#### HOW TO COMPLETE THIS TASK
Among the entries below, count the lines where the string "subtitle" occurs, and give only the number.

#### SUPPLIED INFORMATION
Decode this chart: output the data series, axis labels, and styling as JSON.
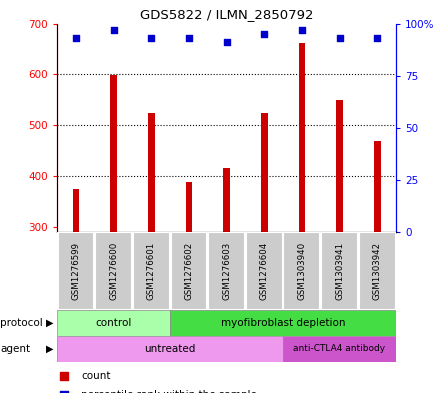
{
  "title": "GDS5822 / ILMN_2850792",
  "samples": [
    "GSM1276599",
    "GSM1276600",
    "GSM1276601",
    "GSM1276602",
    "GSM1276603",
    "GSM1276604",
    "GSM1303940",
    "GSM1303941",
    "GSM1303942"
  ],
  "counts": [
    375,
    598,
    524,
    388,
    415,
    524,
    662,
    550,
    468
  ],
  "percentiles": [
    93,
    97,
    93,
    93,
    91,
    95,
    97,
    93,
    93
  ],
  "ylim_left": [
    290,
    700
  ],
  "ylim_right": [
    0,
    100
  ],
  "yticks_left": [
    300,
    400,
    500,
    600,
    700
  ],
  "yticks_right": [
    0,
    25,
    50,
    75,
    100
  ],
  "yticklabels_right": [
    "0",
    "25",
    "50",
    "75",
    "100%"
  ],
  "bar_color": "#cc0000",
  "dot_color": "#0000cc",
  "bar_bottom": 290,
  "protocol_control_n": 3,
  "protocol_myof_n": 6,
  "protocol_labels": [
    "control",
    "myofibroblast depletion"
  ],
  "agent_untreated_n": 6,
  "agent_antibody_n": 3,
  "agent_labels": [
    "untreated",
    "anti-CTLA4 antibody"
  ],
  "color_control": "#aaffaa",
  "color_myofibroblast": "#44dd44",
  "color_untreated": "#ee99ee",
  "color_antibody": "#cc55cc",
  "sample_bg_color": "#cccccc",
  "sample_edge_color": "#ffffff"
}
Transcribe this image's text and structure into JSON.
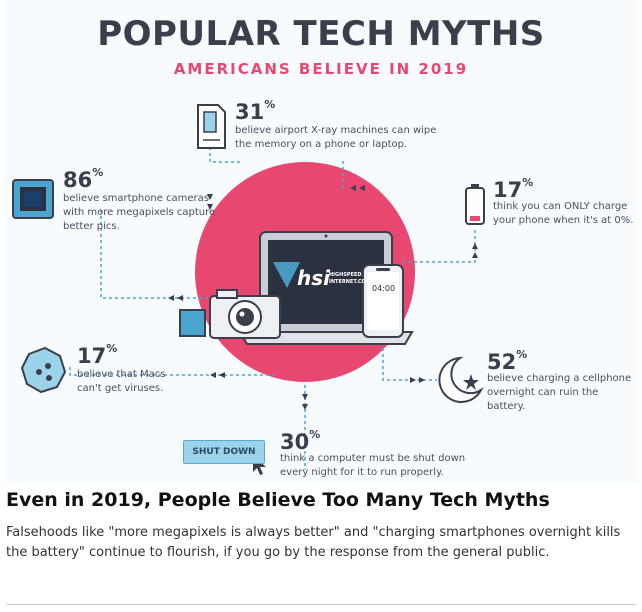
{
  "infographic": {
    "title": "POPULAR TECH MYTHS",
    "subtitle": "AMERICANS BELIEVE IN 2019",
    "brand": "hsi",
    "brand_small_1": "HIGHSPEED",
    "brand_small_2": "INTERNET.COM",
    "phone_time": "04:00",
    "shut_down_label": "SHUT DOWN",
    "accent_color": "#e8476f",
    "dark_color": "#3a3f4b",
    "myths": [
      {
        "percent": "31",
        "line1": "believe airport X-ray machines can wipe",
        "line2": "the memory on a phone or laptop.",
        "icon": "sd-card-icon"
      },
      {
        "percent": "86",
        "line1": "believe smartphone cameras",
        "line2": "with more megapixels capture",
        "line3": "better pics.",
        "icon": "camera-sensor-icon"
      },
      {
        "percent": "17",
        "line1": "think you can ONLY charge",
        "line2": "your phone when it's at 0%.",
        "icon": "battery-icon"
      },
      {
        "percent": "17",
        "line1": "believe that Macs",
        "line2": "can't get viruses.",
        "icon": "virus-icon"
      },
      {
        "percent": "52",
        "line1": "believe charging a cellphone",
        "line2": "overnight can ruin the battery.",
        "icon": "moon-icon"
      },
      {
        "percent": "30",
        "line1": "think a computer must be shut down",
        "line2": "every night for it to run properly.",
        "icon": "cursor-icon"
      }
    ]
  },
  "article": {
    "headline": "Even in 2019, People Believe Too Many Tech Myths",
    "blurb": "Falsehoods like \"more megapixels is always better\" and \"charging smartphones overnight kills the battery\" continue to flourish, if you go by the response from the general public."
  }
}
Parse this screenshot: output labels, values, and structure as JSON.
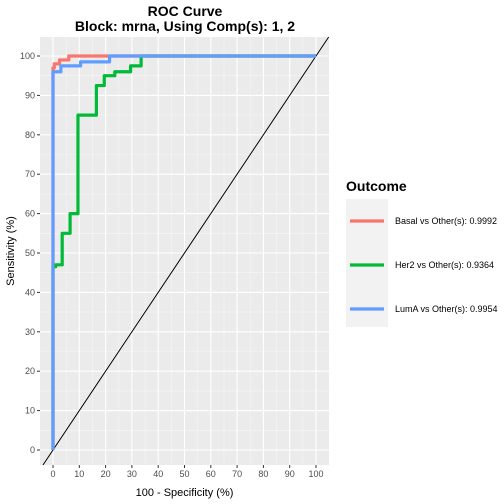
{
  "chart_data": {
    "type": "line",
    "title": "ROC Curve",
    "subtitle": "Block: mrna, Using Comp(s): 1, 2",
    "xlabel": "100 - Specificity (%)",
    "ylabel": "Sensitivity (%)",
    "xlim": [
      0,
      100
    ],
    "ylim": [
      0,
      100
    ],
    "xticks": [
      "0",
      "10",
      "20",
      "30",
      "40",
      "50",
      "60",
      "70",
      "80",
      "90",
      "100"
    ],
    "yticks": [
      "0",
      "10",
      "20",
      "30",
      "40",
      "50",
      "60",
      "70",
      "80",
      "90",
      "100"
    ],
    "grid": true,
    "legend": {
      "title": "Outcome",
      "position": "right"
    },
    "series": [
      {
        "name": "Basal vs Other(s): 0.9992",
        "color": "#F8766D",
        "x": [
          0,
          0,
          0.5,
          0.5,
          2.5,
          2.5,
          6,
          6,
          21,
          21,
          100
        ],
        "y": [
          0,
          97,
          97,
          98,
          98,
          99,
          99,
          100,
          100,
          100,
          100
        ]
      },
      {
        "name": "Her2 vs Other(s): 0.9364",
        "color": "#00BA38",
        "x": [
          0,
          0,
          1,
          1,
          3.5,
          3.5,
          6.5,
          6.5,
          9.5,
          9.5,
          16.5,
          16.5,
          19.5,
          19.5,
          23.5,
          23.5,
          29.5,
          29.5,
          33.5,
          33.5,
          100
        ],
        "y": [
          0,
          46.5,
          46.5,
          47,
          47,
          55,
          55,
          60,
          60,
          85,
          85,
          92.5,
          92.5,
          95,
          95,
          96,
          96,
          97.5,
          97.5,
          100,
          100
        ]
      },
      {
        "name": "LumA vs Other(s): 0.9954",
        "color": "#619CFF",
        "x": [
          0,
          0,
          0.5,
          0.5,
          3,
          3,
          10.5,
          10.5,
          21.5,
          21.5,
          100
        ],
        "y": [
          0,
          96,
          96,
          96,
          96,
          97.5,
          97.5,
          98.5,
          98.5,
          100,
          100
        ]
      }
    ],
    "reference_line": {
      "x": [
        0,
        100
      ],
      "y": [
        0,
        100
      ],
      "color": "#000000"
    }
  }
}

#### TASK RESPONSE
2